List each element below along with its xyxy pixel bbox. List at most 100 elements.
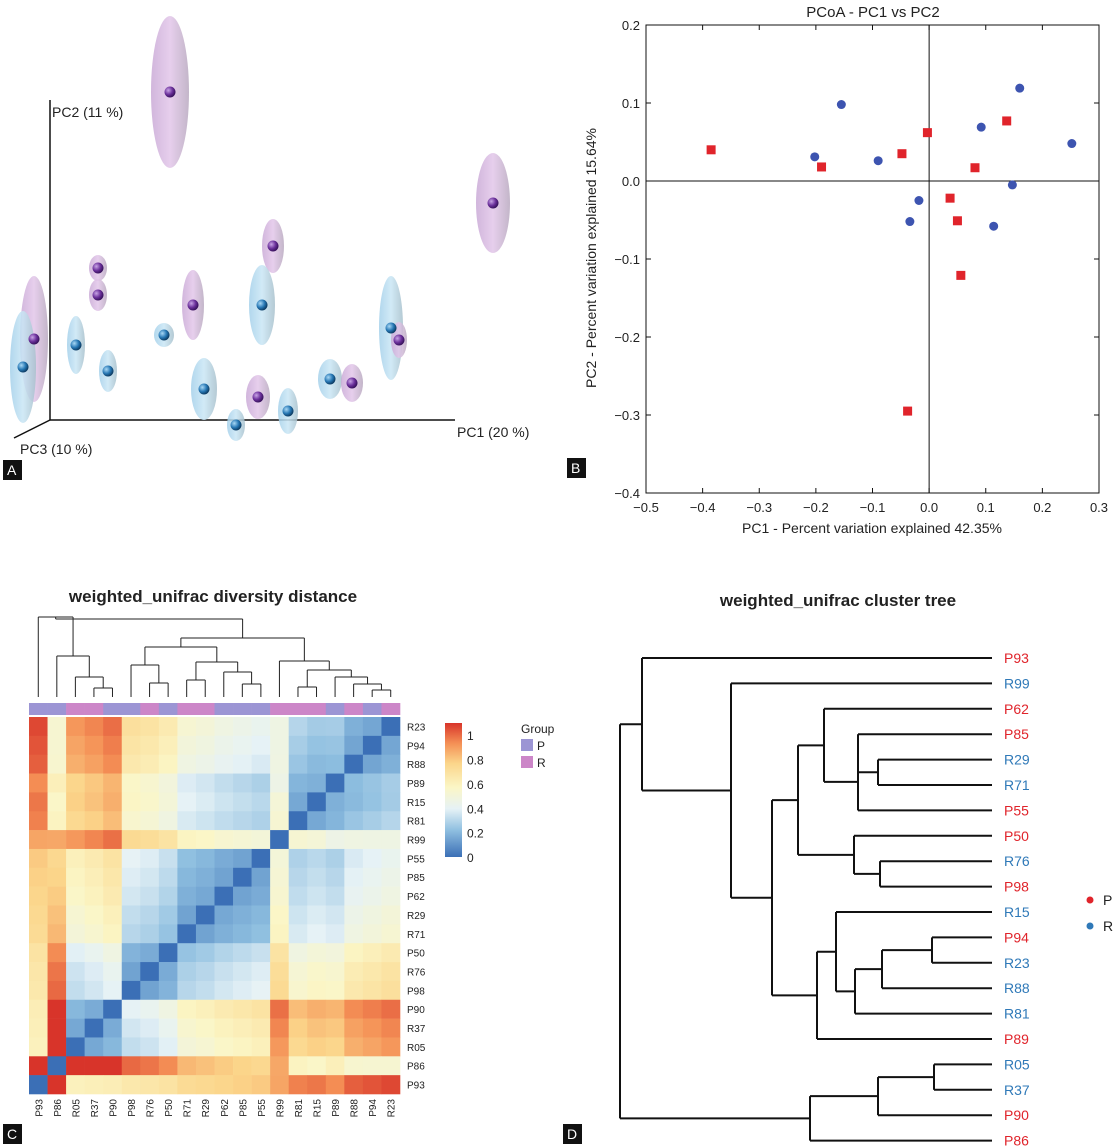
panel-letter-box bbox=[3, 460, 22, 480]
heatmap-cell bbox=[344, 1037, 364, 1057]
heatmap-cell bbox=[195, 830, 215, 850]
heatmap-cell bbox=[103, 811, 123, 831]
heatmap-cell bbox=[103, 924, 123, 944]
heatmap-cell bbox=[158, 754, 178, 774]
heatmap-cell bbox=[325, 717, 345, 737]
heatmap-cell bbox=[325, 886, 345, 906]
heatmap-cell bbox=[140, 773, 160, 793]
heatmap-cell bbox=[177, 962, 197, 982]
heatmap-cell bbox=[66, 754, 85, 774]
heatmap-cell bbox=[47, 1037, 67, 1057]
heatmap-cell bbox=[381, 886, 401, 906]
heatmap-cell bbox=[325, 980, 345, 1001]
heatmap-cell bbox=[251, 717, 271, 737]
heatmap-cell bbox=[381, 811, 401, 831]
heatmap-cell bbox=[270, 792, 289, 812]
heatmap-cell bbox=[195, 792, 215, 812]
heatmap-cell bbox=[29, 1056, 48, 1076]
heatmap-cell bbox=[103, 943, 123, 963]
heatmap-cell bbox=[84, 754, 104, 774]
heatmap-cell bbox=[381, 943, 401, 963]
heatmap-cell bbox=[233, 1075, 252, 1095]
heatmap-cell bbox=[140, 848, 160, 869]
heatmap-cell bbox=[121, 735, 141, 755]
point-p bbox=[945, 193, 955, 203]
heatmap-cell bbox=[158, 905, 178, 925]
heatmap-cell bbox=[158, 773, 178, 793]
y-tick-label: −0.2 bbox=[614, 330, 640, 345]
tree-leaf-label: R05 bbox=[1004, 1056, 1030, 1072]
group-annotation-cell bbox=[362, 703, 382, 715]
heatmap-cell bbox=[233, 962, 252, 982]
heatmap-cell bbox=[177, 717, 197, 737]
group-annotation-cell bbox=[121, 703, 141, 715]
heatmap-cell bbox=[140, 830, 160, 850]
sample-sphere bbox=[230, 419, 242, 431]
heatmap-cell bbox=[381, 830, 401, 850]
heatmap-cell bbox=[47, 811, 67, 831]
axis-label-pc2: PC2 (11 %) bbox=[52, 104, 123, 120]
heatmap-cell bbox=[47, 905, 67, 925]
heatmap-cell bbox=[344, 980, 364, 1001]
heatmap-cell bbox=[140, 717, 160, 737]
heatmap-cell bbox=[140, 980, 160, 1001]
heatmap-cell bbox=[177, 735, 197, 755]
heatmap-cell bbox=[121, 1056, 141, 1076]
colorbar bbox=[445, 723, 462, 857]
tree-leaf-label: R99 bbox=[1004, 675, 1030, 691]
x-tick-label: −0.5 bbox=[633, 500, 659, 515]
heatmap-cell bbox=[251, 830, 271, 850]
heatmap-cell bbox=[121, 962, 141, 982]
heatmap-cell bbox=[233, 1037, 252, 1057]
column-label: R99 bbox=[275, 1099, 286, 1118]
point-p bbox=[922, 128, 932, 138]
heatmap-cell bbox=[121, 867, 141, 887]
heatmap-cell bbox=[251, 999, 271, 1019]
heatmap-cell bbox=[140, 735, 160, 755]
heatmap-cell bbox=[66, 735, 85, 755]
heatmap-cell bbox=[84, 830, 104, 850]
heatmap-cell bbox=[140, 1018, 160, 1038]
group-annotation-cell bbox=[66, 703, 85, 715]
group-annotation-cell bbox=[158, 703, 178, 715]
y-tick-label: 0.2 bbox=[622, 18, 640, 33]
heatmap-cell bbox=[362, 867, 382, 887]
heatmap-cell bbox=[362, 886, 382, 906]
tree-leaf-label: P55 bbox=[1004, 802, 1029, 818]
legend-title: Group bbox=[521, 722, 555, 736]
heatmap-cell bbox=[66, 773, 85, 793]
panel-letter-box bbox=[563, 1124, 582, 1144]
heatmap-cell bbox=[84, 717, 104, 737]
heatmap-cell bbox=[29, 735, 48, 755]
heatmap-cell bbox=[140, 962, 160, 982]
heatmap-cell bbox=[84, 735, 104, 755]
heatmap-cell bbox=[47, 999, 67, 1019]
point-r bbox=[873, 156, 883, 166]
heatmap-cell bbox=[270, 980, 289, 1001]
heatmap-cell bbox=[288, 943, 308, 963]
heatmap-cell bbox=[307, 999, 327, 1019]
heatmap-cell bbox=[140, 905, 160, 925]
panel-d-cluster-tree: weighted_unifrac cluster tree P93 R99 P62 P… bbox=[563, 591, 1113, 1147]
heatmap-cell bbox=[381, 773, 401, 793]
heatmap-cell bbox=[325, 1056, 345, 1076]
heatmap-cell bbox=[47, 943, 67, 963]
heatmap-cell bbox=[270, 1037, 289, 1057]
heatmap-cell bbox=[307, 886, 327, 906]
x-tick-label: −0.1 bbox=[860, 500, 886, 515]
heatmap-cell bbox=[381, 999, 401, 1019]
heatmap-cell bbox=[29, 811, 48, 831]
panel-letter: B bbox=[571, 460, 580, 476]
heatmap-cell bbox=[344, 943, 364, 963]
heatmap-cell bbox=[270, 962, 289, 982]
tree-leaf-label: R37 bbox=[1004, 1082, 1030, 1098]
heatmap-cell bbox=[66, 980, 85, 1001]
column-label: P50 bbox=[164, 1099, 175, 1117]
heatmap-cell bbox=[381, 754, 401, 774]
row-label: R71 bbox=[407, 930, 426, 941]
row-label: P93 bbox=[407, 1081, 425, 1092]
sample-sphere bbox=[282, 405, 294, 417]
heatmap-cell bbox=[29, 962, 48, 982]
group-annotation-cell bbox=[325, 703, 345, 715]
heatmap-cell bbox=[121, 1037, 141, 1057]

══════════════════════════════

** TO BE DONE **
Reproduce the lines starting at the one with "panel-letter-box bbox=[3, 460, 22, 480]" and ending after the one with "heatmap-cell bbox=[177, 962, 197, 982]", swapping "heatmap-cell" for "grid-cell" throughout and leaving everything else unchanged.

** COMPLETE OUTPUT **
panel-letter-box bbox=[3, 460, 22, 480]
grid-cell bbox=[344, 1037, 364, 1057]
grid-cell bbox=[195, 830, 215, 850]
grid-cell bbox=[103, 811, 123, 831]
grid-cell bbox=[103, 924, 123, 944]
grid-cell bbox=[158, 754, 178, 774]
grid-cell bbox=[325, 717, 345, 737]
grid-cell bbox=[325, 886, 345, 906]
grid-cell bbox=[140, 773, 160, 793]
grid-cell bbox=[177, 962, 197, 982]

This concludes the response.